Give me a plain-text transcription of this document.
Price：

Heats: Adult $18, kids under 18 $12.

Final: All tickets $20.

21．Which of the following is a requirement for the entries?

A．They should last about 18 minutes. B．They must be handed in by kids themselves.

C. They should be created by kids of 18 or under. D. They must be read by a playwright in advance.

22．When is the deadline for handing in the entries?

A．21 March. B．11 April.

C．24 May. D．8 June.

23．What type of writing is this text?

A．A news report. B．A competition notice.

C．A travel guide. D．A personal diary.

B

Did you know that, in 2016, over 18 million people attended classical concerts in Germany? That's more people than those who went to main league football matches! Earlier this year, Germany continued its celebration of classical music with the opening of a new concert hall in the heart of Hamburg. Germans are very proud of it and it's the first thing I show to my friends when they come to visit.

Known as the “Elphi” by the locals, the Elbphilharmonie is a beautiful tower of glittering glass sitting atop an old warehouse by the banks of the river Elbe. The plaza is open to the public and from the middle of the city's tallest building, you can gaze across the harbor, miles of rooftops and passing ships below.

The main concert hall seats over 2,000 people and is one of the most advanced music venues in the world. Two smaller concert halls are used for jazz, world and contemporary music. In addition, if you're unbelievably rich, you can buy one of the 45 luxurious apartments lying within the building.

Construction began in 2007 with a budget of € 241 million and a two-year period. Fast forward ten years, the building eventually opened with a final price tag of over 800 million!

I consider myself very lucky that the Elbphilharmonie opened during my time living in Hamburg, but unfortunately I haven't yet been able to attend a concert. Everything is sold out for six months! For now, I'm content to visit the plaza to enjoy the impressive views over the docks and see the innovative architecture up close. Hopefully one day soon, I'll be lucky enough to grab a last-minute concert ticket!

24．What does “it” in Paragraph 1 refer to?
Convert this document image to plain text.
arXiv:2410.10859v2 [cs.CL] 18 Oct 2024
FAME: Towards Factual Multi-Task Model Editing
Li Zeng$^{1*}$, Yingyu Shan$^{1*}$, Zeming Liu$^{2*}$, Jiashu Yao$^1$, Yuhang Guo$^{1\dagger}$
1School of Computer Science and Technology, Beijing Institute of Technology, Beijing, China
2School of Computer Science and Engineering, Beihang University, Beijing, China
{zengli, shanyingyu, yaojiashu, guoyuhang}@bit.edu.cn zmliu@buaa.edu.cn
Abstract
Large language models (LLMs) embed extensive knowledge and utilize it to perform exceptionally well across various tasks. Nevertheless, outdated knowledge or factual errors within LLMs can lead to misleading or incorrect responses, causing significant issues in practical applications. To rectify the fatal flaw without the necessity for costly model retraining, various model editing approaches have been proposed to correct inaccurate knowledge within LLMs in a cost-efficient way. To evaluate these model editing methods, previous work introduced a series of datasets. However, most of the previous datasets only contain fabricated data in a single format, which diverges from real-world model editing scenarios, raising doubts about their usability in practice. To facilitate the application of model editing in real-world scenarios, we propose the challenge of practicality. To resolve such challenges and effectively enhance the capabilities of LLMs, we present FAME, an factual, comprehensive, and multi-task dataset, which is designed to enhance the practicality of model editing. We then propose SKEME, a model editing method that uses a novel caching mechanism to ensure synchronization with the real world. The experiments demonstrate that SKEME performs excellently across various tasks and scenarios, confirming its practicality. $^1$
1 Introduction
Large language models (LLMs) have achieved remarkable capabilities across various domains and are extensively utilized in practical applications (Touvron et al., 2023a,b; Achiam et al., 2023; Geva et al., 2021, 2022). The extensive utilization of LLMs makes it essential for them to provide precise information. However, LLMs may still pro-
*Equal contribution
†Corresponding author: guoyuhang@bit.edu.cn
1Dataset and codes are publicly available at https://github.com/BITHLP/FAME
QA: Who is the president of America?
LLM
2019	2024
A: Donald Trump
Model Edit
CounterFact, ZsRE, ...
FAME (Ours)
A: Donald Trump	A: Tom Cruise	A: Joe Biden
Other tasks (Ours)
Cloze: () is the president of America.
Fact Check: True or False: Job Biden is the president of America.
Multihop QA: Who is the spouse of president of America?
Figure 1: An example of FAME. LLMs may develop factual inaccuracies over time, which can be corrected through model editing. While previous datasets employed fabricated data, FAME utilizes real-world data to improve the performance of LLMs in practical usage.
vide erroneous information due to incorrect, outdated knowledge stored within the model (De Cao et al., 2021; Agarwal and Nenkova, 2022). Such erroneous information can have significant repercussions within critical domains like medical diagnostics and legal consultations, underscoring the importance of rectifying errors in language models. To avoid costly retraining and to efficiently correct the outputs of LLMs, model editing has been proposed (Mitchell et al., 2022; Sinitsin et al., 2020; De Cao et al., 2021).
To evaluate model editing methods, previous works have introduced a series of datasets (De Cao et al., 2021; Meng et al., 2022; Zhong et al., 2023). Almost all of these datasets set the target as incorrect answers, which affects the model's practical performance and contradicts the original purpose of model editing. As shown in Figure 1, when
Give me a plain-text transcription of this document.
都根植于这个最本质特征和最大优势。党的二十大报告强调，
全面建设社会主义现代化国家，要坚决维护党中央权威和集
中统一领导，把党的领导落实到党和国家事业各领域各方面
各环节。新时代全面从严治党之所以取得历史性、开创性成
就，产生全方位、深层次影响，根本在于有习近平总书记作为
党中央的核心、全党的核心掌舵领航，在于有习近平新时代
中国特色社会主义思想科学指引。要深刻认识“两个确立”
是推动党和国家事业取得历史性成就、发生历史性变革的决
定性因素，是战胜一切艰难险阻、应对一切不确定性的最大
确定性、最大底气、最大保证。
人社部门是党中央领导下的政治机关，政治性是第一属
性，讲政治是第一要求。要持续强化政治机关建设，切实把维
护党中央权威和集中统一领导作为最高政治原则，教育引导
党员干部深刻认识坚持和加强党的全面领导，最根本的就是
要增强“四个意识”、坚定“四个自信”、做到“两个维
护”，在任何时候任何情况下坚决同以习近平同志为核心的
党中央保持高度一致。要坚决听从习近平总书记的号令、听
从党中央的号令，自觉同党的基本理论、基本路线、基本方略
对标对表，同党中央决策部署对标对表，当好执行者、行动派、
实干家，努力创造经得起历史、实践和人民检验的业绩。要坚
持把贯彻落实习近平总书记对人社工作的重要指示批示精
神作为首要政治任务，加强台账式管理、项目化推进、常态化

══════════════════════════════

Exercise objective: Copy out all of the records above with nothing altered.

Answer to this task:
Give me a plain-text transcription of this document.
Price：

Heats: Adult $18, kids under 18 $12.

Final: All tickets $20.

21．Which of the following is a requirement for the entries?

A．They should last about 18 minutes. B．They must be handed in by kids themselves.

C. They should be created by kids of 18 or under. D. They must be read by a playwright in advance.

22．When is the deadline for handing in the entries?

A．21 March. B．11 April.

C．24 May. D．8 June.

23．What type of writing is this text?

A．A news report. B．A competition notice.

C．A travel guide. D．A personal diary.

B

Did you know that, in 2016, over 18 million people attended classical concerts in Germany? That's more people than those who went to main league football matches! Earlier this year, Germany continued its celebration of classical music with the opening of a new concert hall in the heart of Hamburg. Germans are very proud of it and it's the first thing I show to my friends when they come to visit.

Known as the “Elphi” by the locals, the Elbphilharmonie is a beautiful tower of glittering glass sitting atop an old warehouse by the banks of the river Elbe. The plaza is open to the public and from the middle of the city's tallest building, you can gaze across the harbor, miles of rooftops and passing ships below.

The main concert hall seats over 2,000 people and is one of the most advanced music venues in the world. Two smaller concert halls are used for jazz, world and contemporary music. In addition, if you're unbelievably rich, you can buy one of the 45 luxurious apartments lying within the building.

Construction began in 2007 with a budget of € 241 million and a two-year period. Fast forward ten years, the building eventually opened with a final price tag of over 800 million!

I consider myself very lucky that the Elbphilharmonie opened during my time living in Hamburg, but unfortunately I haven't yet been able to attend a concert. Everything is sold out for six months! For now, I'm content to visit the plaza to enjoy the impressive views over the docks and see the innovative architecture up close. Hopefully one day soon, I'll be lucky enough to grab a last-minute concert ticket!

24．What does “it” in Paragraph 1 refer to?
Convert this document image to plain text.
arXiv:2410.10859v2 [cs.CL] 18 Oct 2024
FAME: Towards Factual Multi-Task Model Editing
Li Zeng$^{1*}$, Yingyu Shan$^{1*}$, Zeming Liu$^{2*}$, Jiashu Yao$^1$, Yuhang Guo$^{1\dagger}$
1School of Computer Science and Technology, Beijing Institute of Technology, Beijing, China
2School of Computer Science and Engineering, Beihang University, Beijing, China
{zengli, shanyingyu, yaojiashu, guoyuhang}@bit.edu.cn zmliu@buaa.edu.cn
Abstract
Large language models (LLMs) embed extensive knowledge and utilize it to perform exceptionally well across various tasks. Nevertheless, outdated knowledge or factual errors within LLMs can lead to misleading or incorrect responses, causing significant issues in practical applications. To rectify the fatal flaw without the necessity for costly model retraining, various model editing approaches have been proposed to correct inaccurate knowledge within LLMs in a cost-efficient way. To evaluate these model editing methods, previous work introduced a series of datasets. However, most of the previous datasets only contain fabricated data in a single format, which diverges from real-world model editing scenarios, raising doubts about their usability in practice. To facilitate the application of model editing in real-world scenarios, we propose the challenge of practicality. To resolve such challenges and effectively enhance the capabilities of LLMs, we present FAME, an factual, comprehensive, and multi-task dataset, which is designed to enhance the practicality of model editing. We then propose SKEME, a model editing method that uses a novel caching mechanism to ensure synchronization with the real world. The experiments demonstrate that SKEME performs excellently across various tasks and scenarios, confirming its practicality. $^1$
1 Introduction
Large language models (LLMs) have achieved remarkable capabilities across various domains and are extensively utilized in practical applications (Touvron et al., 2023a,b; Achiam et al., 2023; Geva et al., 2021, 2022). The extensive utilization of LLMs makes it essential for them to provide precise information. However, LLMs may still pro-
*Equal contribution
†Corresponding author: guoyuhang@bit.edu.cn
1Dataset and codes are publicly available at https://github.com/BITHLP/FAME
QA: Who is the president of America?
LLM
2019	2024
A: Donald Trump
Model Edit
CounterFact, ZsRE, ...
FAME (Ours)
A: Donald Trump	A: Tom Cruise	A: Joe Biden
Other tasks (Ours)
Cloze: () is the president of America.
Fact Check: True or False: Job Biden is the president of America.
Multihop QA: Who is the spouse of president of America?
Figure 1: An example of FAME. LLMs may develop factual inaccuracies over time, which can be corrected through model editing. While previous datasets employed fabricated data, FAME utilizes real-world data to improve the performance of LLMs in practical usage.
vide erroneous information due to incorrect, outdated knowledge stored within the model (De Cao et al., 2021; Agarwal and Nenkova, 2022). Such erroneous information can have significant repercussions within critical domains like medical diagnostics and legal consultations, underscoring the importance of rectifying errors in language models. To avoid costly retraining and to efficiently correct the outputs of LLMs, model editing has been proposed (Mitchell et al., 2022; Sinitsin et al., 2020; De Cao et al., 2021).
To evaluate model editing methods, previous works have introduced a series of datasets (De Cao et al., 2021; Meng et al., 2022; Zhong et al., 2023). Almost all of these datasets set the target as incorrect answers, which affects the model's practical performance and contradicts the original purpose of model editing. As shown in Figure 1, when
Give me a plain-text transcription of this document.
都根植于这个最本质特征和最大优势。党的二十大报告强调，
全面建设社会主义现代化国家，要坚决维护党中央权威和集
中统一领导，把党的领导落实到党和国家事业各领域各方面
各环节。新时代全面从严治党之所以取得历史性、开创性成
就，产生全方位、深层次影响，根本在于有习近平总书记作为
党中央的核心、全党的核心掌舵领航，在于有习近平新时代
中国特色社会主义思想科学指引。要深刻认识“两个确立”
是推动党和国家事业取得历史性成就、发生历史性变革的决
定性因素，是战胜一切艰难险阻、应对一切不确定性的最大
确定性、最大底气、最大保证。
人社部门是党中央领导下的政治机关，政治性是第一属
性，讲政治是第一要求。要持续强化政治机关建设，切实把维
护党中央权威和集中统一领导作为最高政治原则，教育引导
党员干部深刻认识坚持和加强党的全面领导，最根本的就是
要增强“四个意识”、坚定“四个自信”、做到“两个维
护”，在任何时候任何情况下坚决同以习近平同志为核心的
党中央保持高度一致。要坚决听从习近平总书记的号令、听
从党中央的号令，自觉同党的基本理论、基本路线、基本方略
对标对表，同党中央决策部署对标对表，当好执行者、行动派、
实干家，努力创造经得起历史、实践和人民检验的业绩。要坚
持把贯彻落实习近平总书记对人社工作的重要指示批示精
神作为首要政治任务，加强台账式管理、项目化推进、常态化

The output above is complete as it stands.